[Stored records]
▬▬▬▬▬▬
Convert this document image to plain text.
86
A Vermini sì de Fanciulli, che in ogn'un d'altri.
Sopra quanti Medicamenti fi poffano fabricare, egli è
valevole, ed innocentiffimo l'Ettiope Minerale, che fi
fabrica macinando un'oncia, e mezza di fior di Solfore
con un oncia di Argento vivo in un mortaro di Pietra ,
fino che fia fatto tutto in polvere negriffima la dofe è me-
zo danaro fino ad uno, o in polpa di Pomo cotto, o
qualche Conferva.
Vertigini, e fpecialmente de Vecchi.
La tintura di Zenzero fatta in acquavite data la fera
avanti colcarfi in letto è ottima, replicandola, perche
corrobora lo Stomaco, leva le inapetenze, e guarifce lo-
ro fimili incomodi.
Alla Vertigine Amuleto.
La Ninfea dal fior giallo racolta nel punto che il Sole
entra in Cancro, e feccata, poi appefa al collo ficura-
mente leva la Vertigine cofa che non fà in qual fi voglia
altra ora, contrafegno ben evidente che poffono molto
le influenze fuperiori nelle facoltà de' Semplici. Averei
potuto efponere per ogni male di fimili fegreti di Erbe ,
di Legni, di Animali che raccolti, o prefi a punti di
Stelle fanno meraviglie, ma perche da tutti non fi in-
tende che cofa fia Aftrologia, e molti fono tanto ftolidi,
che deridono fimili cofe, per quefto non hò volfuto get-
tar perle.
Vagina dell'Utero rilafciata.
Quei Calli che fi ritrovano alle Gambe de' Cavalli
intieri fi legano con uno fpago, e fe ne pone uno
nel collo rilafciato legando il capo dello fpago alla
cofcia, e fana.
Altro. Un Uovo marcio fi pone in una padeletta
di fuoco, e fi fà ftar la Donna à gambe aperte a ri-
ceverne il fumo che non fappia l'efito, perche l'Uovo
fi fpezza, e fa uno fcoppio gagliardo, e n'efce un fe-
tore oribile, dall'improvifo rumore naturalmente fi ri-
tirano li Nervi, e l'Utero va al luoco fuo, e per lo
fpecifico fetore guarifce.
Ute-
▬▬▬▬▬▬
**Problem description**
Write out every line of the records exactly.

**Exercise output**
Convert this document image to plain text.
86
A Vermini sì de Fanciulli, che in ogn'un d'altri.
Sopra quanti Medicamenti fi poffano fabricare, egli è
valevole, ed innocentiffimo l'Ettiope Minerale, che fi
fabrica macinando un'oncia, e mezza di fior di Solfore
con un oncia di Argento vivo in un mortaro di Pietra ,
fino che fia fatto tutto in polvere negriffima la dofe è me-
zo danaro fino ad uno, o in polpa di Pomo cotto, o
qualche Conferva.
Vertigini, e fpecialmente de Vecchi.
La tintura di Zenzero fatta in acquavite data la fera
avanti colcarfi in letto è ottima, replicandola, perche
corrobora lo Stomaco, leva le inapetenze, e guarifce lo-
ro fimili incomodi.
Alla Vertigine Amuleto.
La Ninfea dal fior giallo racolta nel punto che il Sole
entra in Cancro, e feccata, poi appefa al collo ficura-
mente leva la Vertigine cofa che non fà in qual fi voglia
altra ora, contrafegno ben evidente che poffono molto
le influenze fuperiori nelle facoltà de' Semplici. Averei
potuto efponere per ogni male di fimili fegreti di Erbe ,
di Legni, di Animali che raccolti, o prefi a punti di
Stelle fanno meraviglie, ma perche da tutti non fi in-
tende che cofa fia Aftrologia, e molti fono tanto ftolidi,
che deridono fimili cofe, per quefto non hò volfuto get-
tar perle.
Vagina dell'Utero rilafciata.
Quei Calli che fi ritrovano alle Gambe de' Cavalli
intieri fi legano con uno fpago, e fe ne pone uno
nel collo rilafciato legando il capo dello fpago alla
cofcia, e fana.
Altro. Un Uovo marcio fi pone in una padeletta
di fuoco, e fi fà ftar la Donna à gambe aperte a ri-
ceverne il fumo che non fappia l'efito, perche l'Uovo
fi fpezza, e fa uno fcoppio gagliardo, e n'efce un fe-
tore oribile, dall'improvifo rumore naturalmente fi ri-
tirano li Nervi, e l'Utero va al luoco fuo, e per lo
fpecifico fetore guarifce.
Ute-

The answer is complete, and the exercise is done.